═══ Material to process ═══

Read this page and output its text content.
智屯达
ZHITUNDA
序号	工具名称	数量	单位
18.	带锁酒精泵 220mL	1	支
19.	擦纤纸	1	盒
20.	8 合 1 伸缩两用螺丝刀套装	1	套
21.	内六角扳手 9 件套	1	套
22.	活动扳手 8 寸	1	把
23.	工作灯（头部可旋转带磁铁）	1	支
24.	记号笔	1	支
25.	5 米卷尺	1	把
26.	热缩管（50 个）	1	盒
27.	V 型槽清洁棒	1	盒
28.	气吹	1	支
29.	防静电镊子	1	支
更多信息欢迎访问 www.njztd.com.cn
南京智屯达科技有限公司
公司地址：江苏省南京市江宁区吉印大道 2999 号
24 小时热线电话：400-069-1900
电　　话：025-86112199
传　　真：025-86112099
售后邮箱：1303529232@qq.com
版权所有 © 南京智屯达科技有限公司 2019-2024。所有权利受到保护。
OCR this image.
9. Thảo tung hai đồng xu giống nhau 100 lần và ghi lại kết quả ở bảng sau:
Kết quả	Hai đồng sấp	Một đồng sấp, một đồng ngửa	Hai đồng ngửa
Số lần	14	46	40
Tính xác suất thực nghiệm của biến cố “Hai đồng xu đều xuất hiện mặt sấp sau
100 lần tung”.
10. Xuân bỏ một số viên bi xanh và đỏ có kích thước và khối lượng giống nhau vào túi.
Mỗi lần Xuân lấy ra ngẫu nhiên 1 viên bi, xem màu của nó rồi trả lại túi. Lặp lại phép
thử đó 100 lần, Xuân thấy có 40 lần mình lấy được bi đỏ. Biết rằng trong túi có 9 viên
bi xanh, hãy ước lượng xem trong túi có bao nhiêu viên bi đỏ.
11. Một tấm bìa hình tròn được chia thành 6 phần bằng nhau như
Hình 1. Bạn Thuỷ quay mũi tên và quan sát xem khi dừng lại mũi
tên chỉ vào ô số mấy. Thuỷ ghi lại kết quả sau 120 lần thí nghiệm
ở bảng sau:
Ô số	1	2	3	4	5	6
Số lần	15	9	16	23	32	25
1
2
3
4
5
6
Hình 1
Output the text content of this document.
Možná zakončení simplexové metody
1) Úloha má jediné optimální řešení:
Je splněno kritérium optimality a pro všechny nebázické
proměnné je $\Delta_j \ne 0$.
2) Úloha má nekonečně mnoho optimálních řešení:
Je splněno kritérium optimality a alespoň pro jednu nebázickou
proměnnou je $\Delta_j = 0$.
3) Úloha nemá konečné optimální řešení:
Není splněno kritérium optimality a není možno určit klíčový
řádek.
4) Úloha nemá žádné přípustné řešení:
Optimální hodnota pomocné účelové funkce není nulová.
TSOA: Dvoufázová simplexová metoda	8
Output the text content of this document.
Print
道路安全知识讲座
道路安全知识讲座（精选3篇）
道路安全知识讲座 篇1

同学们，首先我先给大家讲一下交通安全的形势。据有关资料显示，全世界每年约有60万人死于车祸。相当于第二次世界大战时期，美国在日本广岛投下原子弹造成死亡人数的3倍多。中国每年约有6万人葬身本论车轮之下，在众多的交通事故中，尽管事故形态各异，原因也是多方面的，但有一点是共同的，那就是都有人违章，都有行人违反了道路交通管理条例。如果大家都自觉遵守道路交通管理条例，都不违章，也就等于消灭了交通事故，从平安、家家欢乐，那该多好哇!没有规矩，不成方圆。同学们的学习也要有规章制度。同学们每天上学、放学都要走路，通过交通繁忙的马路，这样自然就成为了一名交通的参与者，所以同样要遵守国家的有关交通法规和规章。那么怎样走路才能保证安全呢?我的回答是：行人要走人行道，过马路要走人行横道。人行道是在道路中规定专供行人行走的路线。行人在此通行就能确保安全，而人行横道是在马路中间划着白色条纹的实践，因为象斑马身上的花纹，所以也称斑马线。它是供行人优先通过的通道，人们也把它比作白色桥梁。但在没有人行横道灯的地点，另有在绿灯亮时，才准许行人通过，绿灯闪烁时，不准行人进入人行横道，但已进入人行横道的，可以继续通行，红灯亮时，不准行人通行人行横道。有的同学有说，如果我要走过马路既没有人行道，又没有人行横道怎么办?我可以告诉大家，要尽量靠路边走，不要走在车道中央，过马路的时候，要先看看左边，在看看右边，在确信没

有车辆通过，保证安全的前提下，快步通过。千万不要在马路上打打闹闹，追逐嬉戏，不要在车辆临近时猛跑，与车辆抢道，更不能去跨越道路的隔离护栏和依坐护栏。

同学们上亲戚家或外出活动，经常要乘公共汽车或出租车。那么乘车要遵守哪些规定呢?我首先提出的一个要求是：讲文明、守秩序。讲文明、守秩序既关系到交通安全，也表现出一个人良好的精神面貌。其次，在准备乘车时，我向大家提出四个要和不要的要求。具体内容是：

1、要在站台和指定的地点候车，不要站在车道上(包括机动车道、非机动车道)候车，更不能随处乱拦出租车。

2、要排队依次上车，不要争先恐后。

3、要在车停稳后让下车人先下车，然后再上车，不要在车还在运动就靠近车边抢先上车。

═══

◆ The exercise: Tally up the lines in the records that contain the word "nghiệm" and give only the total.

◆ Result of the exercise: 2